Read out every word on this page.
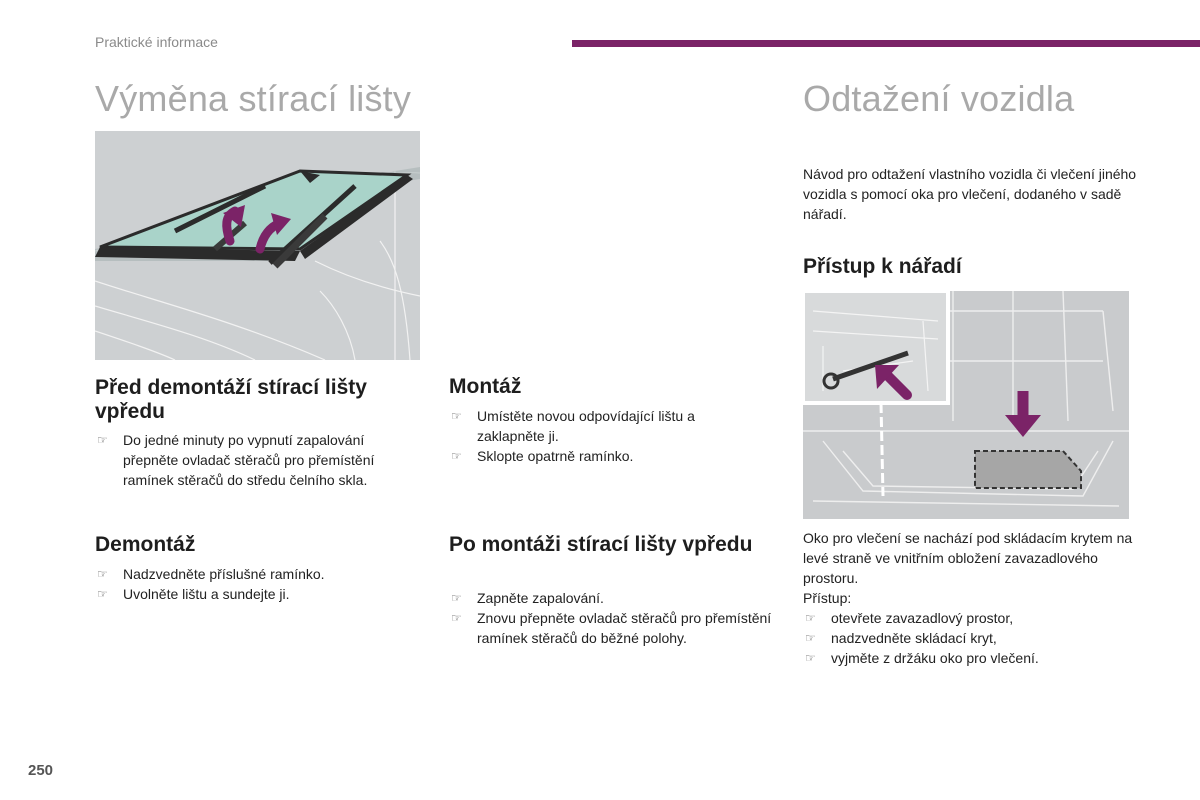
Praktické informace
Výměna stírací lišty
Před demontáží stírací lišty vpředu
☞ Do jedné minuty po vypnutí zapalování přepněte ovladač stěračů pro přemístění ramínek stěračů do středu čelního skla.
Demontáž
☞ Nadzvedněte příslušné ramínko.
☞ Uvolněte lištu a sundejte ji.
Montáž
☞ Umístěte novou odpovídající lištu a zaklapněte ji.
☞ Sklopte opatrně ramínko.
Po montáži stírací lišty vpředu
☞ Zapněte zapalování.
☞ Znovu přepněte ovladač stěračů pro přemístění ramínek stěračů do běžné polohy.
Odtažení vozidla

Návod pro odtažení vlastního vozidla či vlečení jiného vozidla s pomocí oka pro vlečení, dodaného v sadě nářadí.

Přístup k nářadí

Oko pro vlečení se nachází pod skládacím krytem na levé straně ve vnitřním obložení zavazadlového prostoru.

Přístup:

☞ otevřete zavazadlový prostor,
☞ nadzvedněte skládací kryt,
☞ vyjměte z držáku oko pro vlečení.
250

──────────────────────────────

• _To be done_: Without the images, write out each line of the data verbatim.

• _Solution_:
Read out every word on this page.
Praktické informace
Výměna stírací lišty
Před demontáží stírací lišty vpředu
☞ Do jedné minuty po vypnutí zapalování přepněte ovladač stěračů pro přemístění ramínek stěračů do středu čelního skla.
Demontáž
☞ Nadzvedněte příslušné ramínko.
☞ Uvolněte lištu a sundejte ji.
Montáž
☞ Umístěte novou odpovídající lištu a zaklapněte ji.
☞ Sklopte opatrně ramínko.
Po montáži stírací lišty vpředu
☞ Zapněte zapalování.
☞ Znovu přepněte ovladač stěračů pro přemístění ramínek stěračů do běžné polohy.
Odtažení vozidla

Návod pro odtažení vlastního vozidla či vlečení jiného vozidla s pomocí oka pro vlečení, dodaného v sadě nářadí.

Přístup k nářadí

Oko pro vlečení se nachází pod skládacím krytem na levé straně ve vnitřním obložení zavazadlového prostoru.

Přístup:

☞ otevřete zavazadlový prostor,
☞ nadzvedněte skládací kryt,
☞ vyjměte z držáku oko pro vlečení.
250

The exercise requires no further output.